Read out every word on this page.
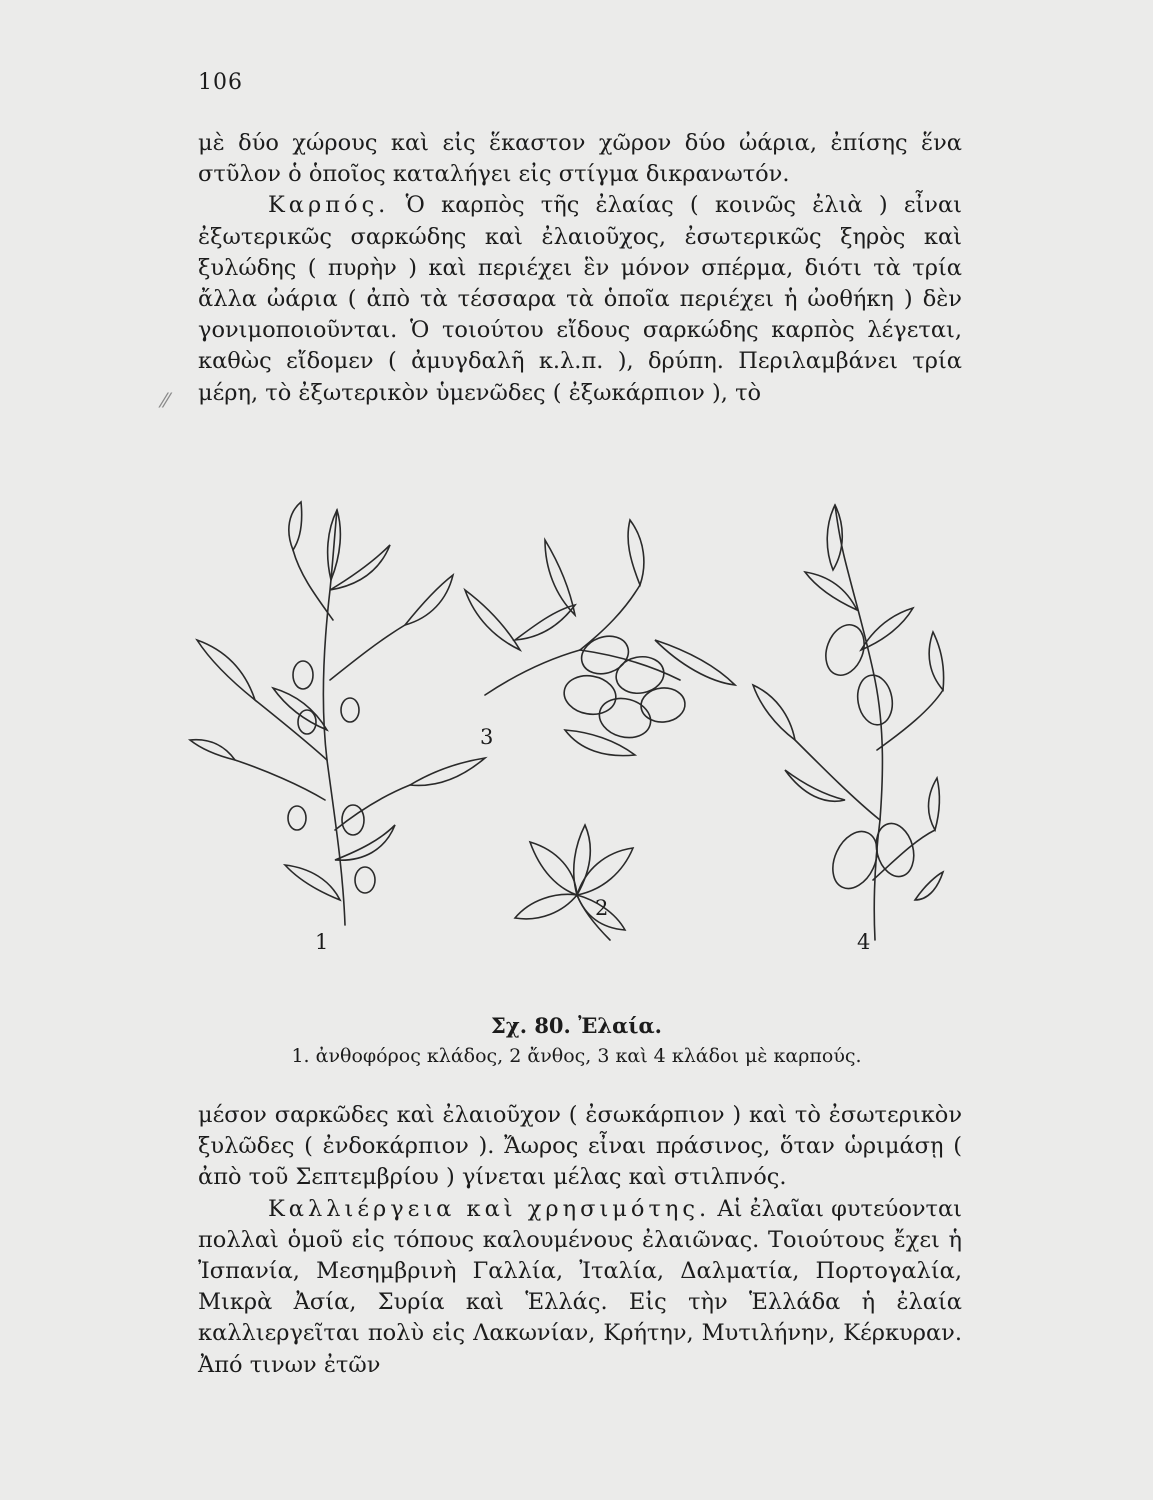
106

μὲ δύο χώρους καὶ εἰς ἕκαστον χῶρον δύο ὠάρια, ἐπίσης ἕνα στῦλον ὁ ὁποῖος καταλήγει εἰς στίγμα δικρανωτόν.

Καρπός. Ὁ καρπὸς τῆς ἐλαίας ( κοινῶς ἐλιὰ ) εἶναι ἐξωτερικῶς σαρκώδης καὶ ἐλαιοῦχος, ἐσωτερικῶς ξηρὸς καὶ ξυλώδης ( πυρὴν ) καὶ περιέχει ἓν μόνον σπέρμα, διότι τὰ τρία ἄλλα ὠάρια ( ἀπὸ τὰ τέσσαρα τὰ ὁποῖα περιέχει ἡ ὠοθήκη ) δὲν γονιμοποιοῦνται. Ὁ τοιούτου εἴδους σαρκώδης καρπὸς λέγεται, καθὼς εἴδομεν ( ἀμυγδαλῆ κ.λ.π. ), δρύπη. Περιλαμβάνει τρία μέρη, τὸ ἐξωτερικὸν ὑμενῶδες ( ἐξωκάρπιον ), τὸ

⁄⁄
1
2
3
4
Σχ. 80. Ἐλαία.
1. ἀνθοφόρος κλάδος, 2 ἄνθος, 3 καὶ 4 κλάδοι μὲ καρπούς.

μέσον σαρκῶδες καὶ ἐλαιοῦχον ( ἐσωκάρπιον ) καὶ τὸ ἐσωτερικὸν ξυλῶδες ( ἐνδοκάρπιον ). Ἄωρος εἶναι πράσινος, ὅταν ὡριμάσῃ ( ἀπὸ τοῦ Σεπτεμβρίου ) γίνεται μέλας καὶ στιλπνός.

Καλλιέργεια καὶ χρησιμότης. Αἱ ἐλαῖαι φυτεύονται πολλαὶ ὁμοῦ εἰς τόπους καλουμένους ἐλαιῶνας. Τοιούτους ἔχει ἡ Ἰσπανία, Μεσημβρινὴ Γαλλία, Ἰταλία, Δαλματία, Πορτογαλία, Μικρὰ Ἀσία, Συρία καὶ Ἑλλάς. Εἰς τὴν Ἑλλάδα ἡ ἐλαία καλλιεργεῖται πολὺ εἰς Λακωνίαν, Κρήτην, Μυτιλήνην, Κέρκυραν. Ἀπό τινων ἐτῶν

SET TASK ::
Repeat the listing in full and exactly. Leave any pictures out.

OUTPUT FOR THIS TASK ::
Read out every word on this page.
106

μὲ δύο χώρους καὶ εἰς ἕκαστον χῶρον δύο ὠάρια, ἐπίσης ἕνα στῦλον ὁ ὁποῖος καταλήγει εἰς στίγμα δικρανωτόν.

Καρπός. Ὁ καρπὸς τῆς ἐλαίας ( κοινῶς ἐλιὰ ) εἶναι ἐξωτερικῶς σαρκώδης καὶ ἐλαιοῦχος, ἐσωτερικῶς ξηρὸς καὶ ξυλώδης ( πυρὴν ) καὶ περιέχει ἓν μόνον σπέρμα, διότι τὰ τρία ἄλλα ὠάρια ( ἀπὸ τὰ τέσσαρα τὰ ὁποῖα περιέχει ἡ ὠοθήκη ) δὲν γονιμοποιοῦνται. Ὁ τοιούτου εἴδους σαρκώδης καρπὸς λέγεται, καθὼς εἴδομεν ( ἀμυγδαλῆ κ.λ.π. ), δρύπη. Περιλαμβάνει τρία μέρη, τὸ ἐξωτερικὸν ὑμενῶδες ( ἐξωκάρπιον ), τὸ

⁄⁄
1
2
3
4
Σχ. 80. Ἐλαία.
1. ἀνθοφόρος κλάδος, 2 ἄνθος, 3 καὶ 4 κλάδοι μὲ καρπούς.

μέσον σαρκῶδες καὶ ἐλαιοῦχον ( ἐσωκάρπιον ) καὶ τὸ ἐσωτερικὸν ξυλῶδες ( ἐνδοκάρπιον ). Ἄωρος εἶναι πράσινος, ὅταν ὡριμάσῃ ( ἀπὸ τοῦ Σεπτεμβρίου ) γίνεται μέλας καὶ στιλπνός.

Καλλιέργεια καὶ χρησιμότης. Αἱ ἐλαῖαι φυτεύονται πολλαὶ ὁμοῦ εἰς τόπους καλουμένους ἐλαιῶνας. Τοιούτους ἔχει ἡ Ἰσπανία, Μεσημβρινὴ Γαλλία, Ἰταλία, Δαλματία, Πορτογαλία, Μικρὰ Ἀσία, Συρία καὶ Ἑλλάς. Εἰς τὴν Ἑλλάδα ἡ ἐλαία καλλιεργεῖται πολὺ εἰς Λακωνίαν, Κρήτην, Μυτιλήνην, Κέρκυραν. Ἀπό τινων ἐτῶν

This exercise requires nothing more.